------ MATERIAL
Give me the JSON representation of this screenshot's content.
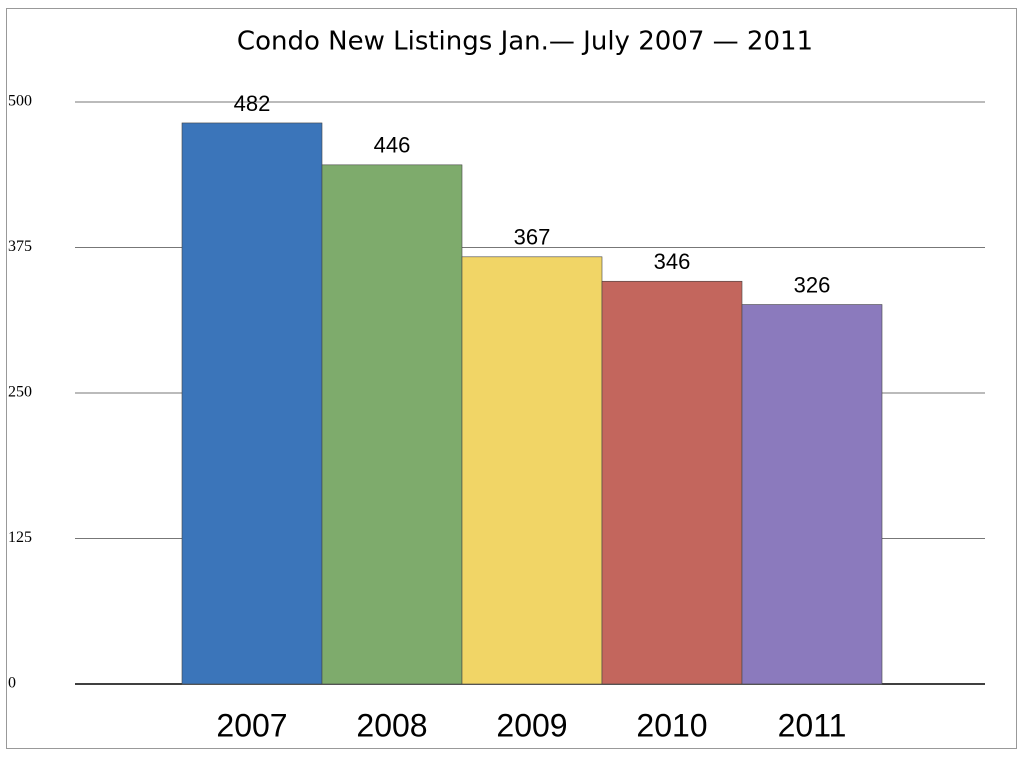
{
  "chart_data": {
    "type": "bar",
    "title": "Condo New Listings Jan.— July 2007 — 2011",
    "categories": [
      "2007",
      "2008",
      "2009",
      "2010",
      "2011"
    ],
    "values": [
      482,
      446,
      367,
      346,
      326
    ],
    "colors": [
      "#3b75ba",
      "#7eab6c",
      "#f1d566",
      "#c3665d",
      "#8b7abd"
    ],
    "ylim": [
      0,
      500
    ],
    "yticks": [
      0,
      125,
      250,
      375,
      500
    ],
    "grid": true
  }
}
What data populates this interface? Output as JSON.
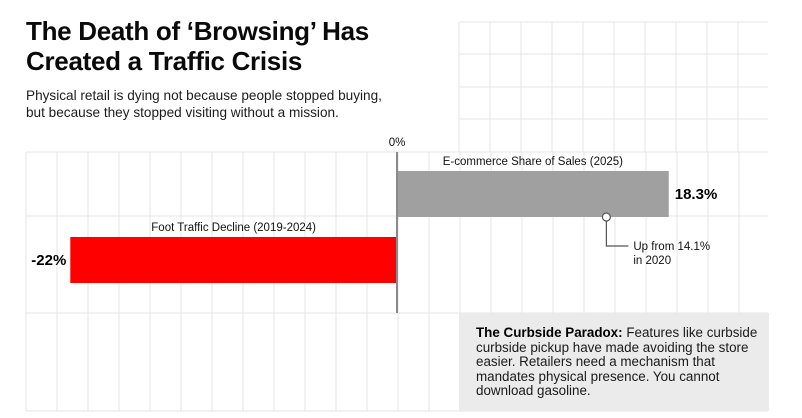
------------
Take the records above and transcribe them exactly, dropping every picture.

Give me the JSON representation of this screenshot's content.
{
  "chart_data": {
    "type": "bar",
    "title": "Condo New Listings Jan.— July 2007 — 2011",
    "categories": [
      "2007",
      "2008",
      "2009",
      "2010",
      "2011"
    ],
    "values": [
      482,
      446,
      367,
      346,
      326
    ],
    "colors": [
      "#3b75ba",
      "#7eab6c",
      "#f1d566",
      "#c3665d",
      "#8b7abd"
    ],
    "ylim": [
      0,
      500
    ],
    "yticks": [
      0,
      125,
      250,
      375,
      500
    ],
    "grid": true
  }
}
What data populates this interface? Output as JSON.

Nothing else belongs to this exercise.